Task objective
Write out the entries below once more, exactly.

Records provided
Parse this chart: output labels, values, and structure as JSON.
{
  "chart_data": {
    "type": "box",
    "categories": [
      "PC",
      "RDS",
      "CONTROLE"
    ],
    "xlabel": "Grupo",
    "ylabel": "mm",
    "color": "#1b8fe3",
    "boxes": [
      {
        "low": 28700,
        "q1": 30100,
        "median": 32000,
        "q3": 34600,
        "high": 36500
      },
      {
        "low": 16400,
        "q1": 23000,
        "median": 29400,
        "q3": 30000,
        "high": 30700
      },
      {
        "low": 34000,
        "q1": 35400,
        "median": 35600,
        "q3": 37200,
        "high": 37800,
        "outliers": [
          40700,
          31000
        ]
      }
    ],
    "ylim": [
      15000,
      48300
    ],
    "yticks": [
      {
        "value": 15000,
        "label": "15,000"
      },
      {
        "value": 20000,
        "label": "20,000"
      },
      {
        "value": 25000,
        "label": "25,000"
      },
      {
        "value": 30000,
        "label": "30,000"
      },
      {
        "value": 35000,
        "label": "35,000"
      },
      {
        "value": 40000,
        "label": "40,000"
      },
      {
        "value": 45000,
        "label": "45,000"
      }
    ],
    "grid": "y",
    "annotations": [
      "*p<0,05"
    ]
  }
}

Written answer
Parse this chart: output labels, values, and structure as JSON.
{
  "chart_data": {
    "type": "box",
    "categories": [
      "PC",
      "RDS",
      "CONTROLE"
    ],
    "xlabel": "Grupo",
    "ylabel": "mm",
    "color": "#1b8fe3",
    "boxes": [
      {
        "low": 28700,
        "q1": 30100,
        "median": 32000,
        "q3": 34600,
        "high": 36500
      },
      {
        "low": 16400,
        "q1": 23000,
        "median": 29400,
        "q3": 30000,
        "high": 30700
      },
      {
        "low": 34000,
        "q1": 35400,
        "median": 35600,
        "q3": 37200,
        "high": 37800,
        "outliers": [
          40700,
          31000
        ]
      }
    ],
    "ylim": [
      15000,
      48300
    ],
    "yticks": [
      {
        "value": 15000,
        "label": "15,000"
      },
      {
        "value": 20000,
        "label": "20,000"
      },
      {
        "value": 25000,
        "label": "25,000"
      },
      {
        "value": 30000,
        "label": "30,000"
      },
      {
        "value": 35000,
        "label": "35,000"
      },
      {
        "value": 40000,
        "label": "40,000"
      },
      {
        "value": 45000,
        "label": "45,000"
      }
    ],
    "grid": "y",
    "annotations": [
      "*p<0,05"
    ]
  }
}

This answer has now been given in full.